(Beginning of Document section)
Posted by SimonPoole on 6 August 2015 in English.

I’ll be missing this weeks hack weekend in London with the topic of “mobile development”, unluckily it turned out to be on the one weekend this year on which I really coudn’t find a way to attend. In any case I wanted to at least give an update on how far I’ve progressed with the work on vespucci 0.9.7 which is scheduled for release early in Q4.

From a development perspective I try to get stuff that involves major internal changes done as early as possible in the ramp up to a release, for the obvious reason that we then have enough time to find issues in completely new code.

For 0.9.7 the big refactoring has been in the Notes code which in prior versions has been online only (you needed to have a working network connection and any changes to the Notes had to be committed immediately). I’ve reworked the whole subsystem to work more like the way vespucci handles OSM data: you can download Notes for an area manually or using a auto-download setting, work on them, save them locally for uploading at home or upload them immediately. And on top of that the same mechanisms support Osmose bug reports.

A further long time enhancement suggestions by our users was to support translated presets, for both technical and licence reasons we can’t fall back on the work that has already been done for JOSM (vespucci uses JOSM format presets) and I ended up doing it rather different way and using the GNU gettext format for holding the translated strings (there is a long and boring story why the Android i8n system can’t be used). The other preset related thing requested was a search function, which with the translated presets will work with those languages too.

As you can see the search seems to be a bit too fuzzy right now and will need some further tuning (some of the fuzziness is due to searching both in the original preset names and translated ones).

Back to the hack weekend and more interesting stuff. The current build of 0.9.7 contains substantially better support for generating notifications (on your phone and on any attached android wear devices, see my last diary entry) and includes support for Osmose bugs. This is fine where I live but in high error regions will potentially swamp you with notifications, some of this can be avoided by filtering the Osmose bugs, but some kind of distance vs. seriousness filter would likely work best.
(End of Document section)
## To do
1: Reproduce the part of the vespucci 0.9.7 post above that opens with the words containing "I’ll be missing" and closes with "completely new code.".
2: Resume the vespucci 0.9.7 development post from its last sentence, keeping its voice.
(Beginning of Source information)
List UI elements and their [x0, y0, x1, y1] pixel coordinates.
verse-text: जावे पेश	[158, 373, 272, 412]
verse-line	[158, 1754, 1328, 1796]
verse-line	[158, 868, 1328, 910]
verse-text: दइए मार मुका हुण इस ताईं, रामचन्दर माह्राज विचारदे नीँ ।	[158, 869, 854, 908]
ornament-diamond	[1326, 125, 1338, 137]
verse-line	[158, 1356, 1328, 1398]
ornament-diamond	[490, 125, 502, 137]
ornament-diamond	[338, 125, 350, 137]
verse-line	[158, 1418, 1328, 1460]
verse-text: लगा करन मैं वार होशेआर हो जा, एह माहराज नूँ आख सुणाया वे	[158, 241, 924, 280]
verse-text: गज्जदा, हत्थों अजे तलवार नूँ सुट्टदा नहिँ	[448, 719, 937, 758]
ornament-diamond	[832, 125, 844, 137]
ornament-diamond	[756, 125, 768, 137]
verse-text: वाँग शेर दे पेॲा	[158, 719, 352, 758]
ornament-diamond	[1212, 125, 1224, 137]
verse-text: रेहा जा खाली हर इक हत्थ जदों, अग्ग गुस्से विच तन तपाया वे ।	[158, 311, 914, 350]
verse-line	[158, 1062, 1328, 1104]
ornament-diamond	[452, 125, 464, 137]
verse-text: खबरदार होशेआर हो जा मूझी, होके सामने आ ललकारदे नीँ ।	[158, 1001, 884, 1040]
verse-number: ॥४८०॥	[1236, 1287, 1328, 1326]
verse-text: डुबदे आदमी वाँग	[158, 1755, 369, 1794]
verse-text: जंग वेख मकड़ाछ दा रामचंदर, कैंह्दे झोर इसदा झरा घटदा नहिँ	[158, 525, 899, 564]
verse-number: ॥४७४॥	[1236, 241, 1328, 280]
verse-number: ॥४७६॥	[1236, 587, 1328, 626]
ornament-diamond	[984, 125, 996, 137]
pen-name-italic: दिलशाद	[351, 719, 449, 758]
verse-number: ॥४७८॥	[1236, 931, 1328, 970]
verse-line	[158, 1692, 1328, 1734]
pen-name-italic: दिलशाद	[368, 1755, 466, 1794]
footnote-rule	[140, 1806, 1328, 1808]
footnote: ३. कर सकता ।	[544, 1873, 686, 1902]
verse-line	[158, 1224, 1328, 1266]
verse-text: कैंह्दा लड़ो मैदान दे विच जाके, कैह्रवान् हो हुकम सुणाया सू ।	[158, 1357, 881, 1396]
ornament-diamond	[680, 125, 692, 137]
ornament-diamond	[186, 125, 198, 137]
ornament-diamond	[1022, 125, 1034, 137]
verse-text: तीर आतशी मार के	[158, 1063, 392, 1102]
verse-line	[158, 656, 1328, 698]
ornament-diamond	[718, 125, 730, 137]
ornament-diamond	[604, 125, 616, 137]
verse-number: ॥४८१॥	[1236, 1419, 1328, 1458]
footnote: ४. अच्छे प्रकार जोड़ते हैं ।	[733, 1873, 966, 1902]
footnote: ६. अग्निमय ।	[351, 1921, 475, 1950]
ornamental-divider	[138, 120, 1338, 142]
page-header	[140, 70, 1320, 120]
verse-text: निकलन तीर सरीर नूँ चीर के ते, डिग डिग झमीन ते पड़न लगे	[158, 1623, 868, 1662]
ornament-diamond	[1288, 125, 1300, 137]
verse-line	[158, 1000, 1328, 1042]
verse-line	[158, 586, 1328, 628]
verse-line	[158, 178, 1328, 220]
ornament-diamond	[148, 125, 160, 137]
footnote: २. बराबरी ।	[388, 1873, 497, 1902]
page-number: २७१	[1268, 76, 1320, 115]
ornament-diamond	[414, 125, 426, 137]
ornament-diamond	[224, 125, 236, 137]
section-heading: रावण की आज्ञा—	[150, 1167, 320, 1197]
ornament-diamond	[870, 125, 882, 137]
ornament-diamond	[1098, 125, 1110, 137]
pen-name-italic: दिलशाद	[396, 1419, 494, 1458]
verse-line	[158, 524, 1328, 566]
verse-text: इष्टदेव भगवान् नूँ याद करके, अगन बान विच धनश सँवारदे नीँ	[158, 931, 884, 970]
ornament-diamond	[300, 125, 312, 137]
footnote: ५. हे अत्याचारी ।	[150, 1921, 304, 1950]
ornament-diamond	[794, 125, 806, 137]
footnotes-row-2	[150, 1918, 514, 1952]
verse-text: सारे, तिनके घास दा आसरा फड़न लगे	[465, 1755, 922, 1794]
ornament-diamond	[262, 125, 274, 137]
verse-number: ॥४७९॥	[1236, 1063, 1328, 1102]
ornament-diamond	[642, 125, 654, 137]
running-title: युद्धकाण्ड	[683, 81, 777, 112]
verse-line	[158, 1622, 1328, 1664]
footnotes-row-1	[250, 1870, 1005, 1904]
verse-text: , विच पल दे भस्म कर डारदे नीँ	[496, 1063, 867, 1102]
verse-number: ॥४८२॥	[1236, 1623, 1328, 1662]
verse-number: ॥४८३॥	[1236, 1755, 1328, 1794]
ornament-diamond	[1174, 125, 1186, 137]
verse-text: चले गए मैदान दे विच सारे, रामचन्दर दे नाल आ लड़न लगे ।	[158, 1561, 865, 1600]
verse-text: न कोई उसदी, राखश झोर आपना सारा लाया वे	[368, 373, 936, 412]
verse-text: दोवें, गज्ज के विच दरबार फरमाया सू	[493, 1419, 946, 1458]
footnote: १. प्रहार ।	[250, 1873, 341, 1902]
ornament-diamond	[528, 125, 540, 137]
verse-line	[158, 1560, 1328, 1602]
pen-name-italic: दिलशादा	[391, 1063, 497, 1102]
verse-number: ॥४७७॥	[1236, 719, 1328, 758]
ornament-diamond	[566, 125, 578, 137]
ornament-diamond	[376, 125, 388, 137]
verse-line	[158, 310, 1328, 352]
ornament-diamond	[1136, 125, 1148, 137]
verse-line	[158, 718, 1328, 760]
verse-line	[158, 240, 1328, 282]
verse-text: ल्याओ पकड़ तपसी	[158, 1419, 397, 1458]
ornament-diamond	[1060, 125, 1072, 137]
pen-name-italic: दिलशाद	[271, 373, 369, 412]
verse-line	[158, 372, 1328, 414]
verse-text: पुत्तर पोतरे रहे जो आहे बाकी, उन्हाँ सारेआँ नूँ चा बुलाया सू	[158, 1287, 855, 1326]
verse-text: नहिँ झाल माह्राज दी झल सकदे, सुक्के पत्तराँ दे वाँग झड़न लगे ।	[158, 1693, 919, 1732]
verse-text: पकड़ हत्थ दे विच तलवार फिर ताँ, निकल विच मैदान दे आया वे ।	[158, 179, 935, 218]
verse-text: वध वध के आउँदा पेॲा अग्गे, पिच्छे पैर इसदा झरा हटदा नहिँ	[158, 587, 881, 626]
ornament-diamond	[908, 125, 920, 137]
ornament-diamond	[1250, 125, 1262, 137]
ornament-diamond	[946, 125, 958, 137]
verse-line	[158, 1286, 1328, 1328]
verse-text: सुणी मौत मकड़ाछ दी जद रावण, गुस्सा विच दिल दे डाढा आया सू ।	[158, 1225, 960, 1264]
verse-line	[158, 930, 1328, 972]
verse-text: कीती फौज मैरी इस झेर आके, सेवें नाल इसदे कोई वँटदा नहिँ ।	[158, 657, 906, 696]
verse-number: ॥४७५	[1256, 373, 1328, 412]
(End of Source information)
## Solved tasks
1:
I’ll be missing this weeks hack weekend in London with the topic of “mobile development”, unluckily it turned out to be on the one weekend this year on which I really coudn’t find a way to attend. In any case I wanted to at least give an update on how far I’ve progressed with the work on vespucci 0.9.7 which is scheduled for release early in Q4.

From a development perspective I try to get stuff that involves major internal changes done as early as possible in the ramp up to a release, for the obvious reason that we then have enough time to find issues in completely new code.

2:
The other hot topic is voice support: the current build has an experimental “pure voice” interface that IMHO doesn’t really make a lot of sense and goes against the basic philosophy of vespucci that you should nearly never need to fix data after entering it on the road. What seems to work far better is a hybrid approach that I’ve built: mark the position where you want the new object (as always in vespucci with a long press) and then use a voice command to actually select what you want to add.

Long press:

Press the microphone:

“Mcdonalds”

Result:

This works better than expected, particularly for names that are in the name suggestion index. Naturally likely one reason this works well is because googles voice recognition works better with well known name and terms.

If you want to play around with the current build (and please: feedback is welcome), as always it is located on google drive

Discussion

Comment from mvexel on 21 October 2015 at 13:32

I haven’t used Vespucci in a while – no Android device – but it looks like you made some great progress with it! Congratulations.

Cool that it shows Osmose bugs now. Wouldn’t it be interesting if Vespucci could show MapRoulette bugs also?

Comment from SimonPoole on 21 October 2015 at 18:06

Thanks mvexel.

Wrt MapRoulette the Notes/Osmose code was written with an eye to including further services with similar workflow, from that pov adding MapRoulette wouldn’t be an issue. However you would need a public API in some form (likely returning all tasks from all challenges in a bounding box and a call to update the state of a task).